Input records
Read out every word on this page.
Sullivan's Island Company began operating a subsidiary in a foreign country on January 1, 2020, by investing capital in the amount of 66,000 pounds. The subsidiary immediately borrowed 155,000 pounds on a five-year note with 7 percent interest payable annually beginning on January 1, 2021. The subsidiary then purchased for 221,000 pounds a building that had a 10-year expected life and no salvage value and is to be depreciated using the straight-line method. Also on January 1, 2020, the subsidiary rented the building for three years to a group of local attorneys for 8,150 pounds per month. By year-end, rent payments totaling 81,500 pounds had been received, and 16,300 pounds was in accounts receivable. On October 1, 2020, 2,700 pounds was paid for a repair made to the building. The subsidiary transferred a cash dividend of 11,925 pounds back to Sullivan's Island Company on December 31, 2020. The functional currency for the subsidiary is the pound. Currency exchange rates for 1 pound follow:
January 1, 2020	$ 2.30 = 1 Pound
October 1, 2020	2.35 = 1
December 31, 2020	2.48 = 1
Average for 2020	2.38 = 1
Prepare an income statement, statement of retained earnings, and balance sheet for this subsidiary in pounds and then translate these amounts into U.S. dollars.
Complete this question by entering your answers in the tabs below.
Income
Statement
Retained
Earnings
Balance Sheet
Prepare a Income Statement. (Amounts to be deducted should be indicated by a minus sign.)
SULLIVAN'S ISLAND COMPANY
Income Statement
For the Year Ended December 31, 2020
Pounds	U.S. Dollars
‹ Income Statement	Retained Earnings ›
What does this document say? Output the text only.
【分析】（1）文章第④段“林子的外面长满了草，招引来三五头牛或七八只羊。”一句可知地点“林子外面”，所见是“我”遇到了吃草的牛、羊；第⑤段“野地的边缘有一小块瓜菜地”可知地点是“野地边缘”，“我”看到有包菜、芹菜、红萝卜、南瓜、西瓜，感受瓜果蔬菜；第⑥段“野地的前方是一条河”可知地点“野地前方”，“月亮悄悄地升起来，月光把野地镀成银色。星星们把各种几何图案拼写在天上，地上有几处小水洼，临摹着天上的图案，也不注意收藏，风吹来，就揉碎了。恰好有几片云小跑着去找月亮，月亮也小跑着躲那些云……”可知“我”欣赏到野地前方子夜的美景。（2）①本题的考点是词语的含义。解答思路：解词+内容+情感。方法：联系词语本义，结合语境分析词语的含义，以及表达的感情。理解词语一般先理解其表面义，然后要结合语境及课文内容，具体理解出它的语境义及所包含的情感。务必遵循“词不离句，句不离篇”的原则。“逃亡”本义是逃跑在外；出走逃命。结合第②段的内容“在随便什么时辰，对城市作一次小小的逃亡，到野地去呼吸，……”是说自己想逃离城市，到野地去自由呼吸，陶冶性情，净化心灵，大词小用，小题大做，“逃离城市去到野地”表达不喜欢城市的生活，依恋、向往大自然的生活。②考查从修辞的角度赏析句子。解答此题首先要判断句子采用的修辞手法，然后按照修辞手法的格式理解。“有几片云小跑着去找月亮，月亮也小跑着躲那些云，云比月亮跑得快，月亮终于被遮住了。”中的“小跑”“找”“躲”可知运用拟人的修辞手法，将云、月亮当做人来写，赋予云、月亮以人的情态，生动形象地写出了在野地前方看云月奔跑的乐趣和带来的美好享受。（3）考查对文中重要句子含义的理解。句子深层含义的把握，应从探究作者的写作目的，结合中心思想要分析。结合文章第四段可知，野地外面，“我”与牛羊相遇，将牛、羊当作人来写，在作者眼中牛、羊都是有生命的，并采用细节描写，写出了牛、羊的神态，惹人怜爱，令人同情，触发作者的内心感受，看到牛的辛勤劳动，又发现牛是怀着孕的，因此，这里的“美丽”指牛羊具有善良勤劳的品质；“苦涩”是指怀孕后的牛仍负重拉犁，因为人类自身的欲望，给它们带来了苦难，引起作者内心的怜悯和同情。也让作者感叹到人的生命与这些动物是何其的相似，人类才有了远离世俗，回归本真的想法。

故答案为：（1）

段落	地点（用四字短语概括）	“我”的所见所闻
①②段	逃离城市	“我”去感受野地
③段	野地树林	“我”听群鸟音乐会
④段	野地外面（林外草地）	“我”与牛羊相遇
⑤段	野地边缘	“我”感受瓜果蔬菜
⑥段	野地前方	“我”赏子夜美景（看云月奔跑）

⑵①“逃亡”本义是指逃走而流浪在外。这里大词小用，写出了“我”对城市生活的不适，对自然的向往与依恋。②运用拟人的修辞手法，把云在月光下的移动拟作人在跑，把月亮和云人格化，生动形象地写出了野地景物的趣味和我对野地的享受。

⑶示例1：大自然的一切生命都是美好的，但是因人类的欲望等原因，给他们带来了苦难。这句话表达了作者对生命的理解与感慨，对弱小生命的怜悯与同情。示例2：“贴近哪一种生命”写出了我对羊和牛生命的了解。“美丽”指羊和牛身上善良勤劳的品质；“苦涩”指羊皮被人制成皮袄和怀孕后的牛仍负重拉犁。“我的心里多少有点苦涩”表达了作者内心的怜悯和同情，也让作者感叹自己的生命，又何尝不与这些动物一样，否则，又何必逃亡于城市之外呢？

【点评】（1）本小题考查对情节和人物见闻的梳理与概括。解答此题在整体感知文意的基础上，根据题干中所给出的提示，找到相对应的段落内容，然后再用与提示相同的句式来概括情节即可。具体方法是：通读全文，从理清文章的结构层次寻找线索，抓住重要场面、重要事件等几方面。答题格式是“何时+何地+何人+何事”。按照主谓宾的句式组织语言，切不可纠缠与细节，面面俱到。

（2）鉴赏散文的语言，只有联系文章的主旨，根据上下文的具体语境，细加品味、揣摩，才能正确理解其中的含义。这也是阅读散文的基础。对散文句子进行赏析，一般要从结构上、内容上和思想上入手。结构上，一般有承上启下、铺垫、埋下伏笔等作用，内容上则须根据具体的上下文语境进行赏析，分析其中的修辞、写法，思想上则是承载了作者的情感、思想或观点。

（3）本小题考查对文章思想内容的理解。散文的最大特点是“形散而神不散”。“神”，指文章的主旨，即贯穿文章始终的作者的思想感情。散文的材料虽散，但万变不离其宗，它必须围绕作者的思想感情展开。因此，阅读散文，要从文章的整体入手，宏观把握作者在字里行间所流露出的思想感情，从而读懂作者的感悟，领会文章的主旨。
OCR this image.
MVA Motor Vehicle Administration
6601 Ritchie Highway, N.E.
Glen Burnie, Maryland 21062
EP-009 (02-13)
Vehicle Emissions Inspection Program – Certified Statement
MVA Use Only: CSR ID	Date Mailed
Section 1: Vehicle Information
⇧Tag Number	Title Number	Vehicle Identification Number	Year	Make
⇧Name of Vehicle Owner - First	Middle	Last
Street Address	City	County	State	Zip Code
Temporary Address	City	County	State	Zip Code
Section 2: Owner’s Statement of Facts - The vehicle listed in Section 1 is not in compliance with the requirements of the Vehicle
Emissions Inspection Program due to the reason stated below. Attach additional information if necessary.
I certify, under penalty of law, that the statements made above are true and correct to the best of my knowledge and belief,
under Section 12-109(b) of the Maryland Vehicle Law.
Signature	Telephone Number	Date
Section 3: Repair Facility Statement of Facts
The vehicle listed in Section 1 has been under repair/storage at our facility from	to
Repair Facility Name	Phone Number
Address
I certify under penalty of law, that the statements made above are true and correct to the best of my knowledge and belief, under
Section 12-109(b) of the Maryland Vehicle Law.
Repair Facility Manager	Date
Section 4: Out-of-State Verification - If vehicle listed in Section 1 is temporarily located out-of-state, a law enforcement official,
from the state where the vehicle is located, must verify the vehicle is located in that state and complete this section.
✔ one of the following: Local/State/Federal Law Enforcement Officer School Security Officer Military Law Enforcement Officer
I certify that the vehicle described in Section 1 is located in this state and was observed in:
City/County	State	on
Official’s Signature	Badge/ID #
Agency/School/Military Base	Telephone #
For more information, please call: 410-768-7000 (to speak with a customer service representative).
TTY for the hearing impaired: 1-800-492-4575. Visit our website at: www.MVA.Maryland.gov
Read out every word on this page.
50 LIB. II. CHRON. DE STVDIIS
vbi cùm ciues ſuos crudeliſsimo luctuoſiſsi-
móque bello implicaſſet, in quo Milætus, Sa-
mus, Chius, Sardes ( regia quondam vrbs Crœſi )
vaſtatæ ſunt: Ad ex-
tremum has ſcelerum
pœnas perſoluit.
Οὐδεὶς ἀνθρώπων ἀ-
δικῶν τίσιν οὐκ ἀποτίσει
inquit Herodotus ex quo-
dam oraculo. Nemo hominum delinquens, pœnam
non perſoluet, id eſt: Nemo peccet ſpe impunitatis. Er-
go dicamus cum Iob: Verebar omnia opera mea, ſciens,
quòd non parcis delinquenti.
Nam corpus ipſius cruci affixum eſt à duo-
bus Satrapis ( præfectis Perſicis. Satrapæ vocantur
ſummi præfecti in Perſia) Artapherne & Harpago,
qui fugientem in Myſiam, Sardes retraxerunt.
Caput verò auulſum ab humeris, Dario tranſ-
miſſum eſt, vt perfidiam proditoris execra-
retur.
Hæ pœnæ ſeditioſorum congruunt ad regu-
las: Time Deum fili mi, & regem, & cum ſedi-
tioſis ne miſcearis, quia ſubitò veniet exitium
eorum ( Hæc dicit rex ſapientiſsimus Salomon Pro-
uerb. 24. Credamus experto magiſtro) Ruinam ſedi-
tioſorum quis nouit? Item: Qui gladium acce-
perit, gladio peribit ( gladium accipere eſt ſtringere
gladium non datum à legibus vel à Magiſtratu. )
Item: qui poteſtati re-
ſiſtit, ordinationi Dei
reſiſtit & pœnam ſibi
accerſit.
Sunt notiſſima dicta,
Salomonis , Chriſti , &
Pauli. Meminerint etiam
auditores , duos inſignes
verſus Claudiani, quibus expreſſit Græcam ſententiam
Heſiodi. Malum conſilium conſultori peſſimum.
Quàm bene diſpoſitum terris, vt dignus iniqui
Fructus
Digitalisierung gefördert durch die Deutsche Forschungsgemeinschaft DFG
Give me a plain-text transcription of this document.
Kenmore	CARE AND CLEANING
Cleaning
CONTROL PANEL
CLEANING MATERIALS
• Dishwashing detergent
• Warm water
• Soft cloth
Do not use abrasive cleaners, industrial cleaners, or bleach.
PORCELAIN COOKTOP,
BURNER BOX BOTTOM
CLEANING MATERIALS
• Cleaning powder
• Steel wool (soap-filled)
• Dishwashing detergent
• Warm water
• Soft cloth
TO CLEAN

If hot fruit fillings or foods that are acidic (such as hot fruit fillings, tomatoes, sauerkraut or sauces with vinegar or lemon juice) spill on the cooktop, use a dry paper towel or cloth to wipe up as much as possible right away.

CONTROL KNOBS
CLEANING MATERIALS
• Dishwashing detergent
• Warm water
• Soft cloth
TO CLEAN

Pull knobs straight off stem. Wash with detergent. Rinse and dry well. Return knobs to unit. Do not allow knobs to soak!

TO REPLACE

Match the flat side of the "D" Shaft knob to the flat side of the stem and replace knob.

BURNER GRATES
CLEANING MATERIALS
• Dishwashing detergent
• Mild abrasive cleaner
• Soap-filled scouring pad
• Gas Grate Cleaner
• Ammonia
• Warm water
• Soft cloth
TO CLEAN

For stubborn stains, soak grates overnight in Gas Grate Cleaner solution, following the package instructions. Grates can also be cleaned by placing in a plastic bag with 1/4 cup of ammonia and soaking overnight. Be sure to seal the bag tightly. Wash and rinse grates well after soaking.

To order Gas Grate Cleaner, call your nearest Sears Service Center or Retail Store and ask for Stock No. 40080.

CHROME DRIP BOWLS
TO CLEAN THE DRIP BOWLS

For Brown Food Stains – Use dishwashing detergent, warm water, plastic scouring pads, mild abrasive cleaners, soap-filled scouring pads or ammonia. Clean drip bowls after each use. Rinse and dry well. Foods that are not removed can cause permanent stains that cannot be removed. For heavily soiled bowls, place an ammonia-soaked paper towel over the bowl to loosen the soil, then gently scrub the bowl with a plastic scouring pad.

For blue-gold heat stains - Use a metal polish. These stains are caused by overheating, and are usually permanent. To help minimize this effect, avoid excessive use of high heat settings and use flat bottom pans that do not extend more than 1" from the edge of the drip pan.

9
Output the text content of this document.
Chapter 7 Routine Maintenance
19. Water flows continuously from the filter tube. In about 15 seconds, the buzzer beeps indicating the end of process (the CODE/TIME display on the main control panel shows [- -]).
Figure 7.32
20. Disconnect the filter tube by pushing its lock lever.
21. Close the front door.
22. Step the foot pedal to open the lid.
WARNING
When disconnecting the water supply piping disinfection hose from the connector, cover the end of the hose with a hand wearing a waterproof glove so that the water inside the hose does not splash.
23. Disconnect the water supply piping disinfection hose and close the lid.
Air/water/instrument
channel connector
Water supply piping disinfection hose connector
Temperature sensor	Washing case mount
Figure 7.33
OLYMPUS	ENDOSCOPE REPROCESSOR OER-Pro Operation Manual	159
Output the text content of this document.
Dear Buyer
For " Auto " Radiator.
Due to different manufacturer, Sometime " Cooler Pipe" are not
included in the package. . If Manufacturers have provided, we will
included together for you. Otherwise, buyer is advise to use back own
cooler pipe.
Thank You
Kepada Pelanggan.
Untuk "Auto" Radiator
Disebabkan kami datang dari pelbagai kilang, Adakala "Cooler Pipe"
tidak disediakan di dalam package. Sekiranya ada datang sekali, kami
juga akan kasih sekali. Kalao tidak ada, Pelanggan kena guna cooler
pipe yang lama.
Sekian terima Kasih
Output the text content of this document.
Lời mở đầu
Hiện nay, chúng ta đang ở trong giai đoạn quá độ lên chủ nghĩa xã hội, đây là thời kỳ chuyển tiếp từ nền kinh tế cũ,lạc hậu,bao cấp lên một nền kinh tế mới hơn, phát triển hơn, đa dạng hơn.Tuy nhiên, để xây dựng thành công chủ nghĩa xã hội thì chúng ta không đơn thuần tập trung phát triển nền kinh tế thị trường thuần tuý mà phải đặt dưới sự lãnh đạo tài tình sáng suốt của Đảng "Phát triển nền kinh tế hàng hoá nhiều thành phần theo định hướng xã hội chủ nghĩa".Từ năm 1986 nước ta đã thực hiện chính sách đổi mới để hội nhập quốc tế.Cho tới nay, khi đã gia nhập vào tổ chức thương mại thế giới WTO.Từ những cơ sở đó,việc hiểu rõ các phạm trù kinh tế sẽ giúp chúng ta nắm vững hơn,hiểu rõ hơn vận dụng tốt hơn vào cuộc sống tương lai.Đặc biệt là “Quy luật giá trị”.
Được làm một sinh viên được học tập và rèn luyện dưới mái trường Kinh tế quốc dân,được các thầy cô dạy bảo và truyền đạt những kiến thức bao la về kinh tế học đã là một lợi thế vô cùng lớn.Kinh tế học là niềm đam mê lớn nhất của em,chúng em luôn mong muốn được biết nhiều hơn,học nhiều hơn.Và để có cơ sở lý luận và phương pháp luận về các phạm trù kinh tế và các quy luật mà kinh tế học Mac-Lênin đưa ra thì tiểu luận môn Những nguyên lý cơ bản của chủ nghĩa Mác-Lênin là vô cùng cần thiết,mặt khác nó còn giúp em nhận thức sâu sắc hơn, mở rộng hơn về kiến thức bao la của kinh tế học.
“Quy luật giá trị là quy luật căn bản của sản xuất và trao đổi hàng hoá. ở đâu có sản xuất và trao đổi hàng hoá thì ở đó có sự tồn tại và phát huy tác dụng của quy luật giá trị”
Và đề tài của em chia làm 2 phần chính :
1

Exercise description
In the entries above, locate every line with the word "Inspection" and copy it.

Result for this task
Vehicle Emissions Inspection Program – Certified Statement
Emissions Inspection Program due to the reason stated below. Attach additional information if necessary.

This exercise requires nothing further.